Recorded data

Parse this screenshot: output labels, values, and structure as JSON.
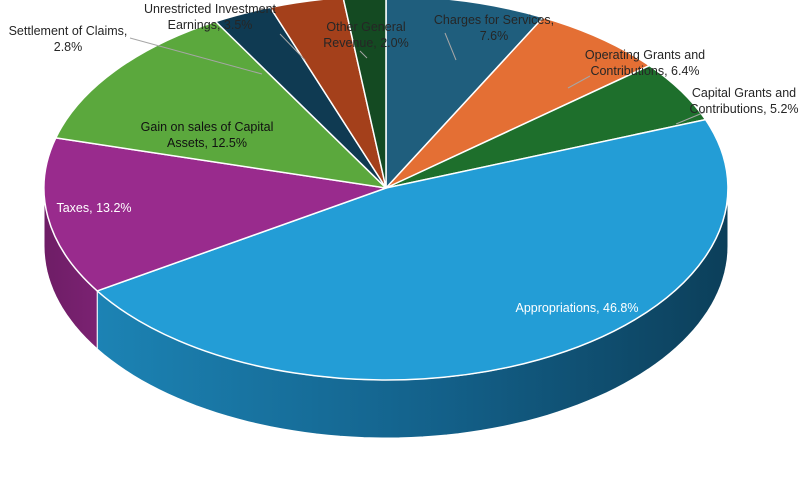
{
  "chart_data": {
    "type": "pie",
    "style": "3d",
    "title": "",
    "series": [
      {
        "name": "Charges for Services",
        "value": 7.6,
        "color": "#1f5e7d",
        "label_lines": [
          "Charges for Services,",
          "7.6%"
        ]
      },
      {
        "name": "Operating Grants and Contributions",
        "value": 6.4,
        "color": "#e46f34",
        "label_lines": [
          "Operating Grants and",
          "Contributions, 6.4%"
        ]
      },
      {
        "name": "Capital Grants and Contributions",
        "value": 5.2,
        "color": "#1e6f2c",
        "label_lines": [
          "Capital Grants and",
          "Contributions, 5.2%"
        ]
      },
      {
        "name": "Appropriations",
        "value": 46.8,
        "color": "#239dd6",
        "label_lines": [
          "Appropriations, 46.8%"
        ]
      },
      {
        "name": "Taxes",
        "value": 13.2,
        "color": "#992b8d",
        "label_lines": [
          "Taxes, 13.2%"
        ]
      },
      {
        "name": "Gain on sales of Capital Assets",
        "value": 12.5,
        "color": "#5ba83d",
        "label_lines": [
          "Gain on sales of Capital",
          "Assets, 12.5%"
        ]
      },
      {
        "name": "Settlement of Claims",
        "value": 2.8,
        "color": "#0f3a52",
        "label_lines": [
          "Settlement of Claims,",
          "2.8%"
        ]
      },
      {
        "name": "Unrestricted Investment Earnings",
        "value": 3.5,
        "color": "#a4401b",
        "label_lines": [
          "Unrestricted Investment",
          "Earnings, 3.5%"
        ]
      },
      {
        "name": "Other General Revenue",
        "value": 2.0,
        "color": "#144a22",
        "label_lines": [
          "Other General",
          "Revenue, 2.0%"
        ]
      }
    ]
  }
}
...
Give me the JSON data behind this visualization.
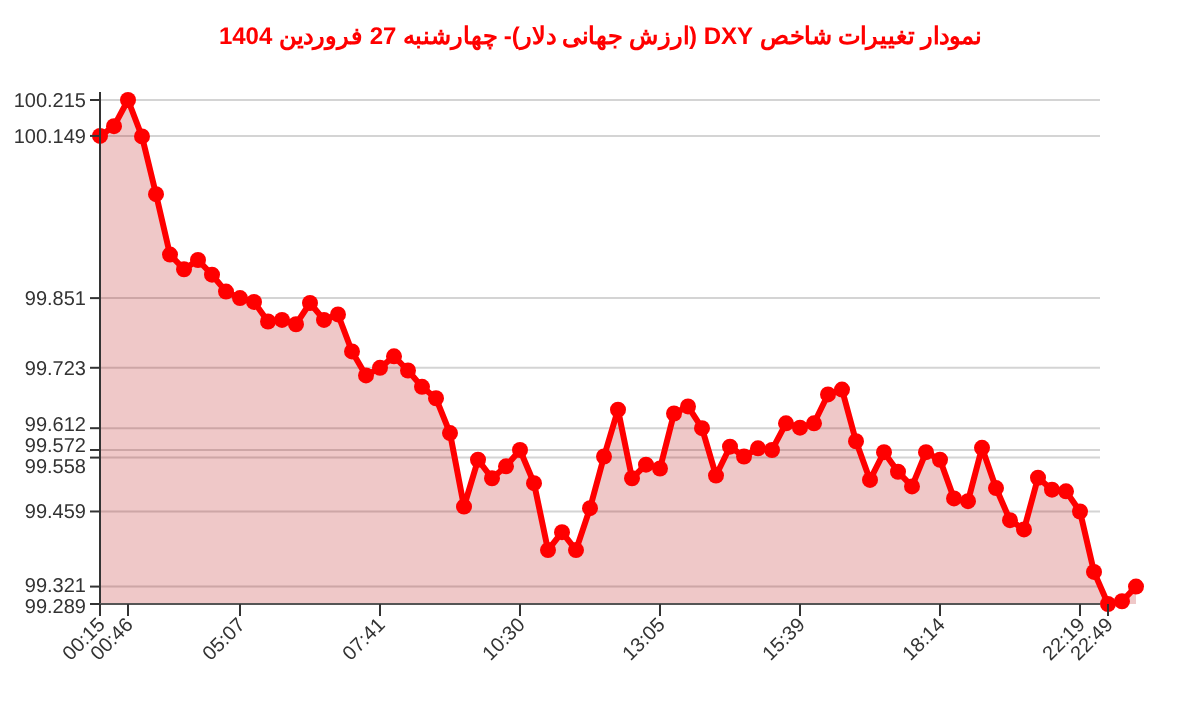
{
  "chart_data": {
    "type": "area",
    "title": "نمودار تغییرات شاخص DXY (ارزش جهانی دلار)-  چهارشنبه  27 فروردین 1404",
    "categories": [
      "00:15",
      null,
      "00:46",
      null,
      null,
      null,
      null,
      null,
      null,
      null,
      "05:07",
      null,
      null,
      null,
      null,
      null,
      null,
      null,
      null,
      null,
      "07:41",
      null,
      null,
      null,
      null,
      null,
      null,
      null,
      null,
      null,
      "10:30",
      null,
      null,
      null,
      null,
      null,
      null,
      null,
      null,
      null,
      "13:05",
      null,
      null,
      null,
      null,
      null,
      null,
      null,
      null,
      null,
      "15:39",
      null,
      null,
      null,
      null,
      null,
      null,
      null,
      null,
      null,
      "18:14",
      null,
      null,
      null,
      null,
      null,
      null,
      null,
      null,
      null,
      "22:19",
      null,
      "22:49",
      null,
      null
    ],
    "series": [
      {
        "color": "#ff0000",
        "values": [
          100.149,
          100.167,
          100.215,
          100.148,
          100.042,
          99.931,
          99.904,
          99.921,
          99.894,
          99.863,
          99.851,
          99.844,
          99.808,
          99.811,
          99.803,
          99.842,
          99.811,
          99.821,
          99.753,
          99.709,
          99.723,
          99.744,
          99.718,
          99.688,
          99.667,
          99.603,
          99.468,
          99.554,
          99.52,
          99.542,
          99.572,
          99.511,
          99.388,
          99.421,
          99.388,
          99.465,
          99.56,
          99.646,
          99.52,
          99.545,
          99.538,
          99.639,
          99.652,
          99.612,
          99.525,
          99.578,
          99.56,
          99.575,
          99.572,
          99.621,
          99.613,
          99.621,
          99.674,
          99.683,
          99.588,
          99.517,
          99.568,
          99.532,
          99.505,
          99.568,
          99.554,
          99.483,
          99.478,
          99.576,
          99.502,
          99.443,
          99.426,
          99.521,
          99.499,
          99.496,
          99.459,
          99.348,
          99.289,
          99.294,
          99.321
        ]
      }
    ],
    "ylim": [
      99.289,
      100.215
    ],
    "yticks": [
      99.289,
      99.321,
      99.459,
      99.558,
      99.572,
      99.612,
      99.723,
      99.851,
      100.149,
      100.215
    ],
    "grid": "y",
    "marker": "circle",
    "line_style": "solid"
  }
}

What is required -
Copy out the lines that hold "title".

Correct answer -
    "title": "",
    "title": "نمودار تغییرات شاخص DXY (ارزش جهانی دلار)-  چهارشنبه  27 فروردین 1404",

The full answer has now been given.